One of the proposed theories was that countries east of Suez including part of Africa to Asia Pacific Region (APR) should be under a kind of Chinese suzerainty. This swath includes south Asia and India. This was propounded from around 2004. The other more recent push was to make South China Sea an area of China’s “Core” interest. This basically means China would control the South China Sea which is a water for major international shipping.
Both ideas required American support, something which was not forthcoming. Many such ideas came into being in China due to an insidious propaganda inside the country that said the Washington consensus (on political and economic ideology) had given way to Beijing consensus, and that the US was a declining power and China was the rising power. Such perceptions in recent years have been backed by China overtaking Japan’s economy last year, and predictions from, among others, International Monetary Fund (IMF) that China will overtake the USA in the next five years.
Such predictions are both bewildering and misleading. They do not take into consideration the population which determines the per capita power, internal social situation including growing income gap, environmental degradation and catastrophic projects like the much vaunted ‘Three Gorges’ dam, and external dependency for energy and raw materials. Such dependency is huge and inevitable, and could become the proverbial “Achillies heel” in China’s foreign policy.

◆ **Extracted records**:
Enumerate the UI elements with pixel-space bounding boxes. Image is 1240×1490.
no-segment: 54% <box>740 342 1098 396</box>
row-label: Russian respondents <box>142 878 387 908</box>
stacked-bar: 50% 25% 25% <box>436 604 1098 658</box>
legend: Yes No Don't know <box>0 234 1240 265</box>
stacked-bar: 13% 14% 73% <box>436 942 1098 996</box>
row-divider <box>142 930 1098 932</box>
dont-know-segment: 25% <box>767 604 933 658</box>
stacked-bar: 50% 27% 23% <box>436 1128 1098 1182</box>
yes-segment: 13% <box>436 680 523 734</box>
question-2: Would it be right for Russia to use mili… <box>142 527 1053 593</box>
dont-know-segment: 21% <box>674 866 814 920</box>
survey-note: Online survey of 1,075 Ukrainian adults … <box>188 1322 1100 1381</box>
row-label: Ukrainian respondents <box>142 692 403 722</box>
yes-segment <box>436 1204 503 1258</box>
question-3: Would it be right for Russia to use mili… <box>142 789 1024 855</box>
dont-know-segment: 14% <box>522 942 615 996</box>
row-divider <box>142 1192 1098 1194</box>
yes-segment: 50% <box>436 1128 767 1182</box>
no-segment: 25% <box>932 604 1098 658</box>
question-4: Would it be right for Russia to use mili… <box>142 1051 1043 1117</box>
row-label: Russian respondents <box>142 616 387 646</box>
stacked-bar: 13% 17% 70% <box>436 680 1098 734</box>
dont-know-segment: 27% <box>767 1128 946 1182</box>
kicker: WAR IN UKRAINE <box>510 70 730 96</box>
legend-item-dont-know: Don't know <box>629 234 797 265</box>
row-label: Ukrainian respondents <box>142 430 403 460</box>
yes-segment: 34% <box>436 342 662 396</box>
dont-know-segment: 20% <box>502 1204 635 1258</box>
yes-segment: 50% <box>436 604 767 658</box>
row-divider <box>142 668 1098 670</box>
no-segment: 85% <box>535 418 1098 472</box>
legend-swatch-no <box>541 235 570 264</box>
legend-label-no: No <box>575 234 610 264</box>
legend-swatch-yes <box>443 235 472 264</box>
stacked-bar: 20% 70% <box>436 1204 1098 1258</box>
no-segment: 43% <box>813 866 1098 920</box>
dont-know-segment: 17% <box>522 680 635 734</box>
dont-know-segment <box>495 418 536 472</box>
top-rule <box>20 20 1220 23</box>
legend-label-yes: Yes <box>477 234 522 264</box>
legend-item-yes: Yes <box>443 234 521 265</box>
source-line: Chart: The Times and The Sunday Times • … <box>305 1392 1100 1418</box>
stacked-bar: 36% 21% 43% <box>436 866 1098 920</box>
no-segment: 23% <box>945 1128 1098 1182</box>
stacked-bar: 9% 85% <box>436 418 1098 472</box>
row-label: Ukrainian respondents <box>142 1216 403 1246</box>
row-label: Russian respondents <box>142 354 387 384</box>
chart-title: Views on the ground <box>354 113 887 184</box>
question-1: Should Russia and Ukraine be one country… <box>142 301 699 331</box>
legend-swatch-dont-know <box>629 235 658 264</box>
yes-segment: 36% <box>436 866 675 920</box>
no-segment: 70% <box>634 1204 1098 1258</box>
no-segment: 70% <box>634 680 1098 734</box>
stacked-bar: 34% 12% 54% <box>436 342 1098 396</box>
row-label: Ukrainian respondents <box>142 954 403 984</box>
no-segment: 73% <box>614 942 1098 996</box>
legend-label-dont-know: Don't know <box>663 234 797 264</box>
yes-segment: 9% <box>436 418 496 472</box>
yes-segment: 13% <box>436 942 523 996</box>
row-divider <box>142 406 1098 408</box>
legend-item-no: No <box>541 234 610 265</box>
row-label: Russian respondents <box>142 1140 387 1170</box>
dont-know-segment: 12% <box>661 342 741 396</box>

◆ **To do**: In the passage on China's regional ambitions, take the part that opens with the words "Both ideas required" and closes with "next five years.", and write it out again with "declining power" swapped for "fading power".

◆ **Expected answer**:
Both ideas required American support, something which was not forthcoming. Many such ideas came into being in China due to an insidious propaganda inside the country that said the Washington consensus (on political and economic ideology) had given way to Beijing consensus, and that the US was a fading power and China was the rising power. Such perceptions in recent years have been backed by China overtaking Japan’s economy last year, and predictions from, among others, International Monetary Fund (IMF) that China will overtake the USA in the next five years.